## TASK DETAILS
From the data that follows, copy every line holding the string "connector".
[Start]
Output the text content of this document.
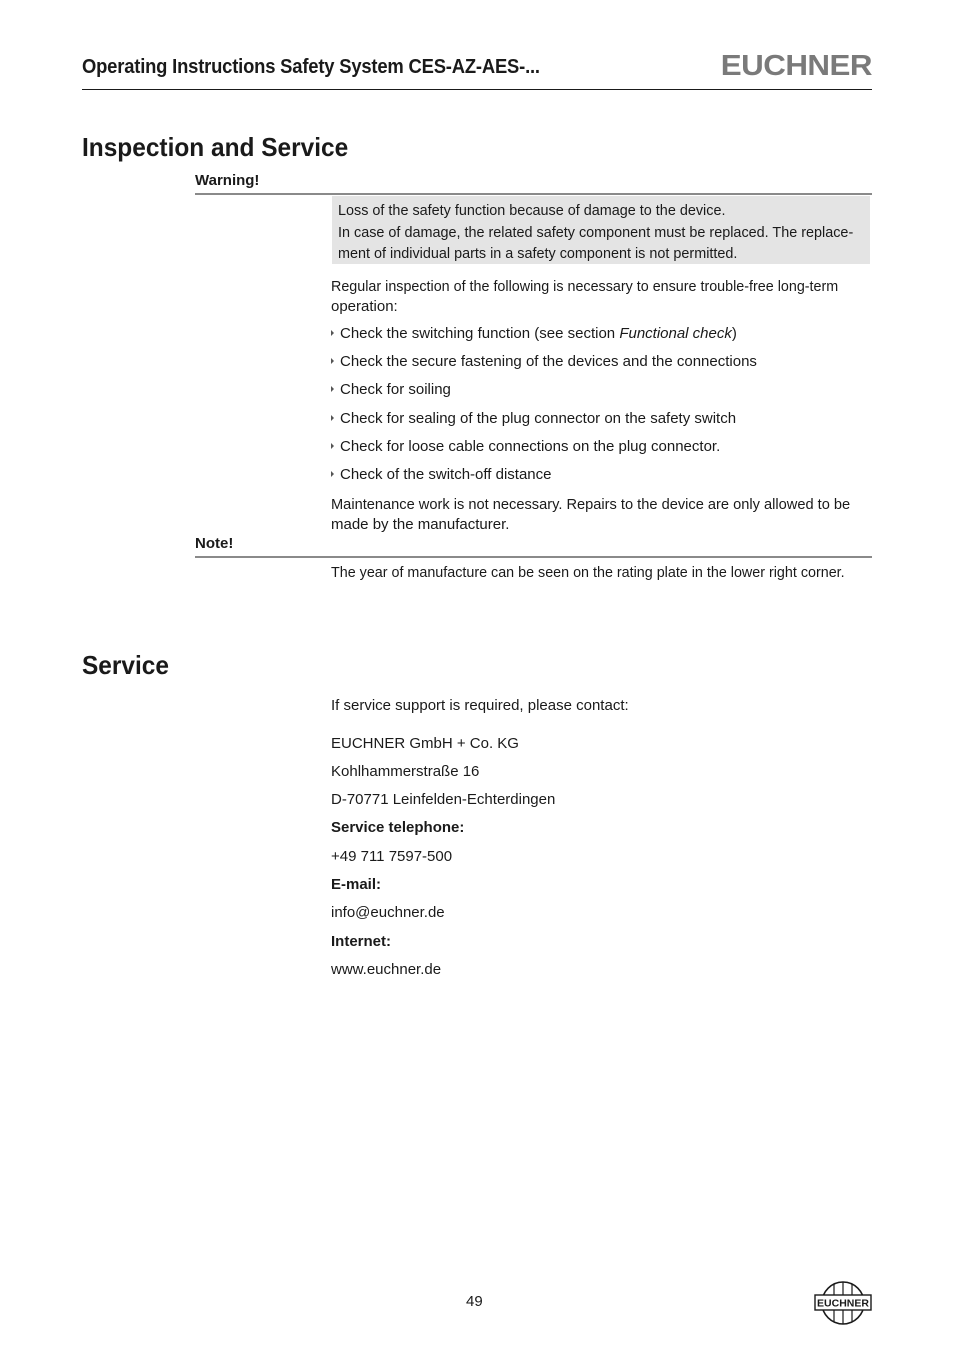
Operating Instructions Safety System CES-AZ-AES-...	EUCHNER
Inspection and Service
Warning!
Loss of the safety function because of damage to the device.
In case of damage, the related safety component must be replaced. The replace-
ment of individual parts in a safety component is not permitted.
Regular inspection of the following is necessary to ensure trouble-free long-term
operation:
Check the switching function (see section Functional check)
Check the secure fastening of the devices and the connections
Check for soiling
Check for sealing of the plug connector on the safety switch
Check for loose cable connections on the plug connector.
Check of the switch-off distance
Maintenance work is not necessary. Repairs to the device are only allowed to be
made by the manufacturer.
Note!
The year of manufacture can be seen on the rating plate in the lower right corner.
Service
If service support is required, please contact:
EUCHNER GmbH + Co. KG
Kohlhammerstraße 16
D-70771 Leinfelden-Echterdingen
Service telephone:
+49 711 7597-500
E-mail:
info@euchner.de
Internet:
www.euchner.de
49	EUCHNER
[End]
## EXERCISE RESPONSE
Check for sealing of the plug connector on the safety switch
Check for loose cable connections on the plug connector.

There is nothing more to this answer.